■ Exercise instructions: State how many lines of the records contain the string "cardiovascular". Give the number alone.

(Figure collection entries)

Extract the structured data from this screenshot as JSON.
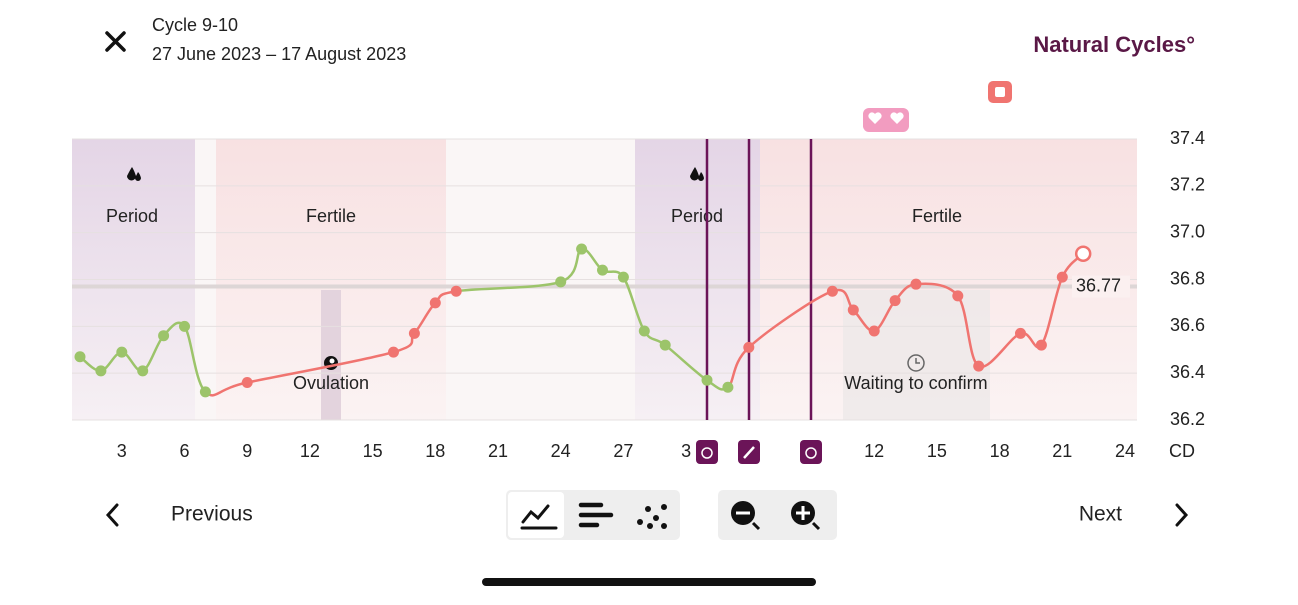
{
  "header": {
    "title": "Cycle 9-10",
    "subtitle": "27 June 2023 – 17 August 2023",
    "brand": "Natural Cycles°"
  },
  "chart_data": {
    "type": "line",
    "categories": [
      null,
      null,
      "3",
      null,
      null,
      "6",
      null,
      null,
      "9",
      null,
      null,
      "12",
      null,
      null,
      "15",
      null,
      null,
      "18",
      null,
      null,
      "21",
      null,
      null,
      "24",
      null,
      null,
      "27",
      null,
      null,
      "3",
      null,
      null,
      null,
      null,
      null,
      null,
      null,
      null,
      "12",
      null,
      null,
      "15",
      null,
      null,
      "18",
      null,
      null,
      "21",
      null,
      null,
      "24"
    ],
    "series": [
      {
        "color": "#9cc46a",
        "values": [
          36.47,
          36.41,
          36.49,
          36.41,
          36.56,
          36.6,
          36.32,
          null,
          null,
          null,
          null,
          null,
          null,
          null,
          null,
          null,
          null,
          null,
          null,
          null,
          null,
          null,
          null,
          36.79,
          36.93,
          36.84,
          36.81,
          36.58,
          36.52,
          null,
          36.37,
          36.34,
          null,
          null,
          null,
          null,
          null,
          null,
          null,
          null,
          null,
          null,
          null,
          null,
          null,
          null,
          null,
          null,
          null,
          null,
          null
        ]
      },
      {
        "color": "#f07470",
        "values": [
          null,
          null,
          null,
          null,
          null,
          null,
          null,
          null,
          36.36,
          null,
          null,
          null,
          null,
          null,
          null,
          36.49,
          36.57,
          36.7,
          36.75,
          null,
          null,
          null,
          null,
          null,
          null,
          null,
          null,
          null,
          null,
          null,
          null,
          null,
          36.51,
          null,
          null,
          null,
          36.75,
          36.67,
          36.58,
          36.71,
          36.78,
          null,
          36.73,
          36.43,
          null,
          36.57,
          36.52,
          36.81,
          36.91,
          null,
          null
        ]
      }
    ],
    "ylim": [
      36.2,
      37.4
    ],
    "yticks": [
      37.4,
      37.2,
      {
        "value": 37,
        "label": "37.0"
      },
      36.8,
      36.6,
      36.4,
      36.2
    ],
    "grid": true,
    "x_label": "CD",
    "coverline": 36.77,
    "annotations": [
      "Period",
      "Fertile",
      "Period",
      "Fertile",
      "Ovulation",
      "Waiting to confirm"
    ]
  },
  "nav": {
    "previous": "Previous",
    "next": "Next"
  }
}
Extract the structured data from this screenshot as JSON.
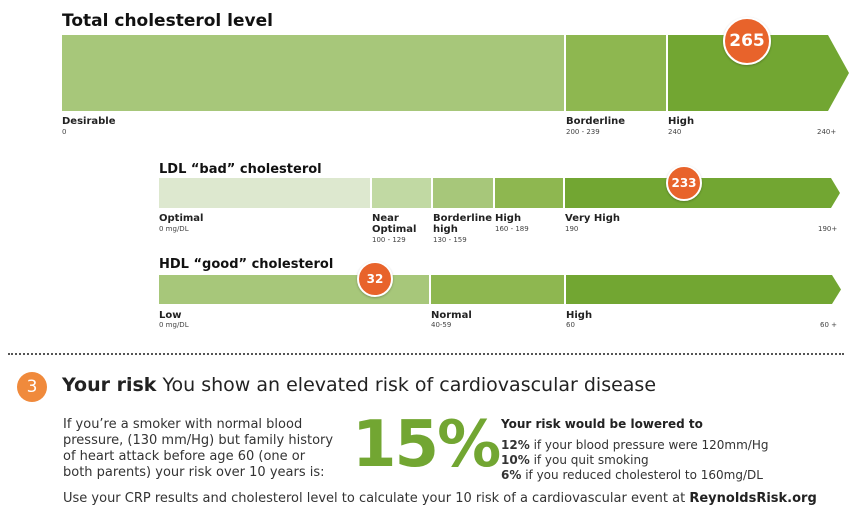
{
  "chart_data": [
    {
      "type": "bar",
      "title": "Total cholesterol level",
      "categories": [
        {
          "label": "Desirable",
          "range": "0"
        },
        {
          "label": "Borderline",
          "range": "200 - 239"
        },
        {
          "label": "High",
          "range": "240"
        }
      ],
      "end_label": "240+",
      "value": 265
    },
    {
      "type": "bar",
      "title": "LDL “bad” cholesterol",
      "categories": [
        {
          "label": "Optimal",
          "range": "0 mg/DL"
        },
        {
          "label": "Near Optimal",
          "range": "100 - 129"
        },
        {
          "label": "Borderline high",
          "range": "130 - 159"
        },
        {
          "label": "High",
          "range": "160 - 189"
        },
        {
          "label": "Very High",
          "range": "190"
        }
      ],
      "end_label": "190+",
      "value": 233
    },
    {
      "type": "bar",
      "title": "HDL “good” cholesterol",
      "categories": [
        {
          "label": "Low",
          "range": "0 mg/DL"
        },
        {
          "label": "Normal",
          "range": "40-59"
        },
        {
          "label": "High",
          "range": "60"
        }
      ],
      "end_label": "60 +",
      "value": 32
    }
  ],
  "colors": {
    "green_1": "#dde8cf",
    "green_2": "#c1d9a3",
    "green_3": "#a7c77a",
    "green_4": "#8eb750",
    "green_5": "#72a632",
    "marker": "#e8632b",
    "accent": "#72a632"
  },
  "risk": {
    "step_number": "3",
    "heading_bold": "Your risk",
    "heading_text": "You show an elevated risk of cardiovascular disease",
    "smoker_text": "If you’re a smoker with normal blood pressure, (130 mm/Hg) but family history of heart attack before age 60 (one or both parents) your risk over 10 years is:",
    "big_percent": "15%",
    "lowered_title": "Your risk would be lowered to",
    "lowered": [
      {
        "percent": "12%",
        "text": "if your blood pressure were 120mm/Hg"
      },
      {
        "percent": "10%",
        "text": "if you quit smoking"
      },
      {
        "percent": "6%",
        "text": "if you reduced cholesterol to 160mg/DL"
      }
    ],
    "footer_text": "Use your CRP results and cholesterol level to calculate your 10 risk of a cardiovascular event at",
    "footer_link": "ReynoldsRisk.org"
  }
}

---

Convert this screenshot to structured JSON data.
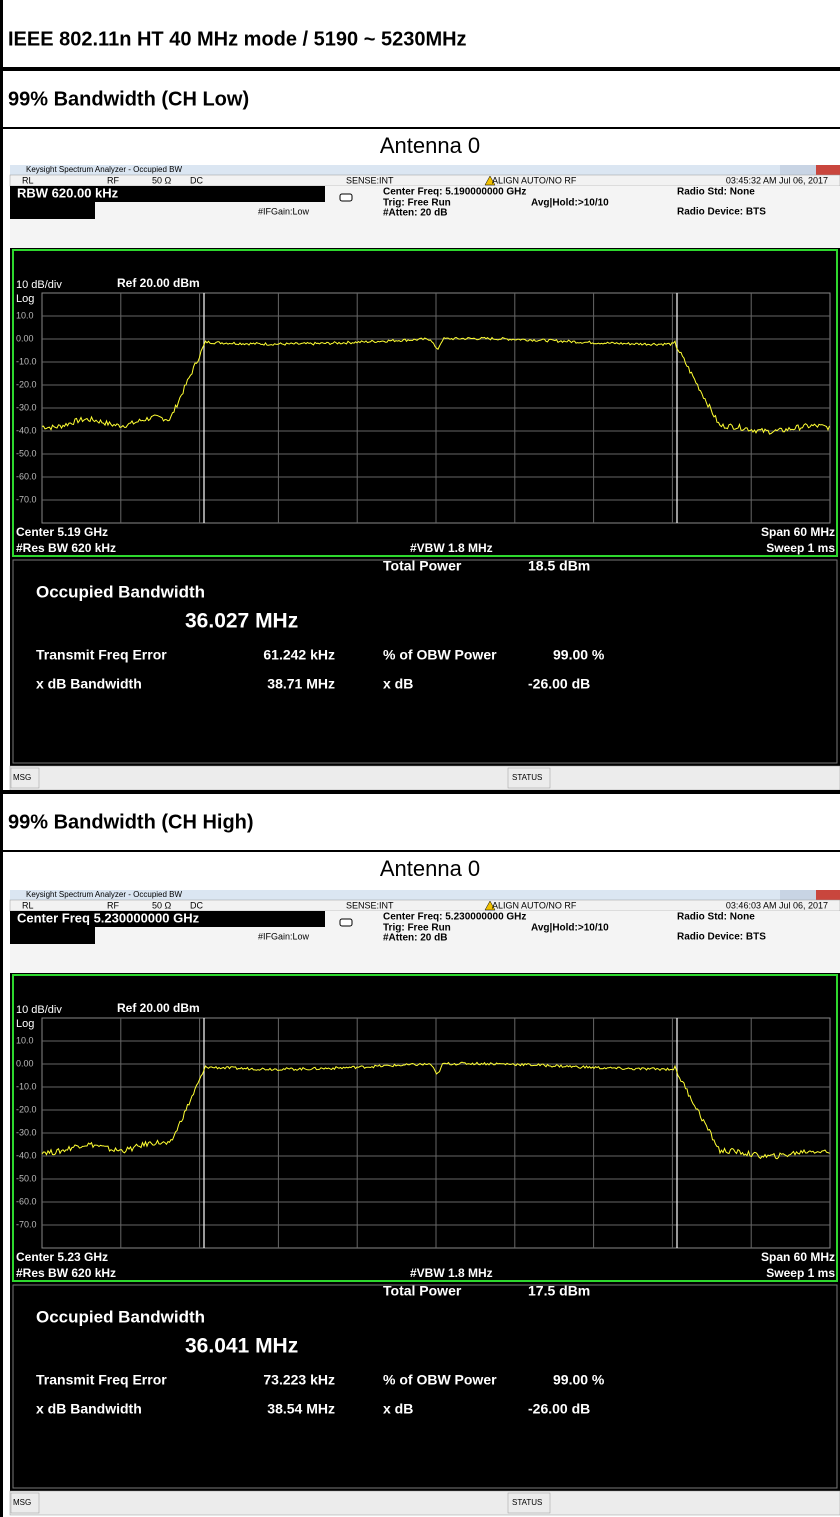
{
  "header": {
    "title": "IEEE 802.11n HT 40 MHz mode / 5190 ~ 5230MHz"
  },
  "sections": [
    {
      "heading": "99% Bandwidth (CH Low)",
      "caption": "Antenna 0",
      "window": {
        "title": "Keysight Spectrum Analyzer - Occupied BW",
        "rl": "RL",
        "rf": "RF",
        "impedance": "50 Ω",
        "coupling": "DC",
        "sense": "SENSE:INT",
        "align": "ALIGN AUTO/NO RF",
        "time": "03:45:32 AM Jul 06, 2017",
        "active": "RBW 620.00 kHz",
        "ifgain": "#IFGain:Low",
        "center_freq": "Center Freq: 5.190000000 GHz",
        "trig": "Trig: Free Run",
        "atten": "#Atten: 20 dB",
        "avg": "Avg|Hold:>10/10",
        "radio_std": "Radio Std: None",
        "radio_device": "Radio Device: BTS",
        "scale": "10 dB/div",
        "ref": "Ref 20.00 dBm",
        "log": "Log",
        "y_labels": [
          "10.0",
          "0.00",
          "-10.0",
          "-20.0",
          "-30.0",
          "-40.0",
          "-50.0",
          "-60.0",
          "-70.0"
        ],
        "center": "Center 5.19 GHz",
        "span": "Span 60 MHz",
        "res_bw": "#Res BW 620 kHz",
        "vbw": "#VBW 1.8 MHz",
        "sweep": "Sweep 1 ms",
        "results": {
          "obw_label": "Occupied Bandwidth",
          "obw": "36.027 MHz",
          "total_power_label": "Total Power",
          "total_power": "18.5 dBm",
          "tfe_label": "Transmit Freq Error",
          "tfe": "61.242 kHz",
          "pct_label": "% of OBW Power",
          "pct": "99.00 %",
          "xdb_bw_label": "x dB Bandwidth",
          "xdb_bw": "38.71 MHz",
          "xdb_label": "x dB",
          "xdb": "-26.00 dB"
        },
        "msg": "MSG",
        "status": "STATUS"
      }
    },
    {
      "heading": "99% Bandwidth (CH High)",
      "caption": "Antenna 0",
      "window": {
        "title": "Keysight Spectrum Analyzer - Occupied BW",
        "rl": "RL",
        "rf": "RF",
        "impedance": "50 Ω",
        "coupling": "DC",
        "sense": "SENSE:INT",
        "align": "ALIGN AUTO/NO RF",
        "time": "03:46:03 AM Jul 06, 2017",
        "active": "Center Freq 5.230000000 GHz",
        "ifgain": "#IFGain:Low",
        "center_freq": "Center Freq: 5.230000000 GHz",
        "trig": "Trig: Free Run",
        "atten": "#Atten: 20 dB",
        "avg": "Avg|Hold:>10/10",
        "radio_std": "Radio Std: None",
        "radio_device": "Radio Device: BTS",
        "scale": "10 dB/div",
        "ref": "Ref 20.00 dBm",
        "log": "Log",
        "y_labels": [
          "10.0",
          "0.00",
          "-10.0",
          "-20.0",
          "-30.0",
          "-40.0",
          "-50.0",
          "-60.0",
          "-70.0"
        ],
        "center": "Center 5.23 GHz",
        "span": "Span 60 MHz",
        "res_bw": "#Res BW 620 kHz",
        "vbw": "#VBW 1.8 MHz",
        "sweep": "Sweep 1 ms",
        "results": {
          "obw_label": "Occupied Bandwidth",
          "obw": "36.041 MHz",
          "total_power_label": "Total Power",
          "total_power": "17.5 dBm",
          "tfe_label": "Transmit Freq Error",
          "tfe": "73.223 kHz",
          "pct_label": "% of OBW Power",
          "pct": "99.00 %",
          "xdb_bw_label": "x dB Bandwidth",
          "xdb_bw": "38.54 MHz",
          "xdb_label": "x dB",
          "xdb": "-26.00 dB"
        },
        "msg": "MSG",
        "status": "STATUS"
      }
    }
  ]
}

...

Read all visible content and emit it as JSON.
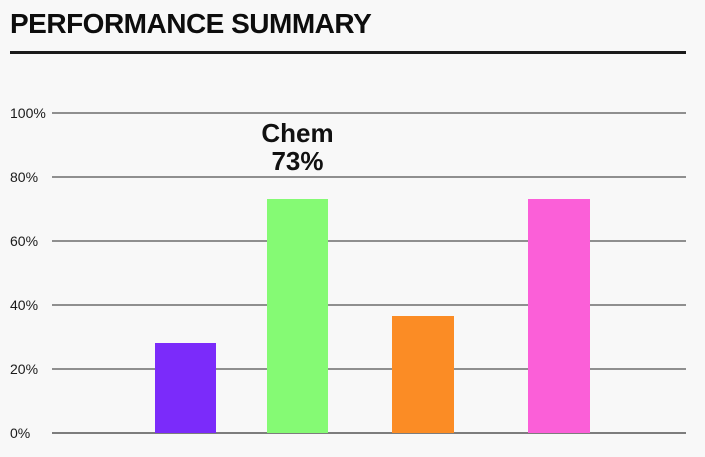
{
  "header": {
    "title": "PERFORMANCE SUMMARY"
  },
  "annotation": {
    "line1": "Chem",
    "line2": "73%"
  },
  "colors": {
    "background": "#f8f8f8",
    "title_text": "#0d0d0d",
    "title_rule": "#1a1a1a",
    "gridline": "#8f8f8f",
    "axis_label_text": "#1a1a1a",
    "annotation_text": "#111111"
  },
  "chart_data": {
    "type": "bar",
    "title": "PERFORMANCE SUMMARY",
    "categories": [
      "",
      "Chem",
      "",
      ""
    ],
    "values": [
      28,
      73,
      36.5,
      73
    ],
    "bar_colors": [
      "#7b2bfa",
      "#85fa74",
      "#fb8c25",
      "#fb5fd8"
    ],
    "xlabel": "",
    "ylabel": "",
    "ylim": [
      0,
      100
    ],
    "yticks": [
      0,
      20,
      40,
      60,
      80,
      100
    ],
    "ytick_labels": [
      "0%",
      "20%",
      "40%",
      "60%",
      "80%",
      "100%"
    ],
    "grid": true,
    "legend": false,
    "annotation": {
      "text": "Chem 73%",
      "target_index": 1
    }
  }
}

■ Expected answer: 2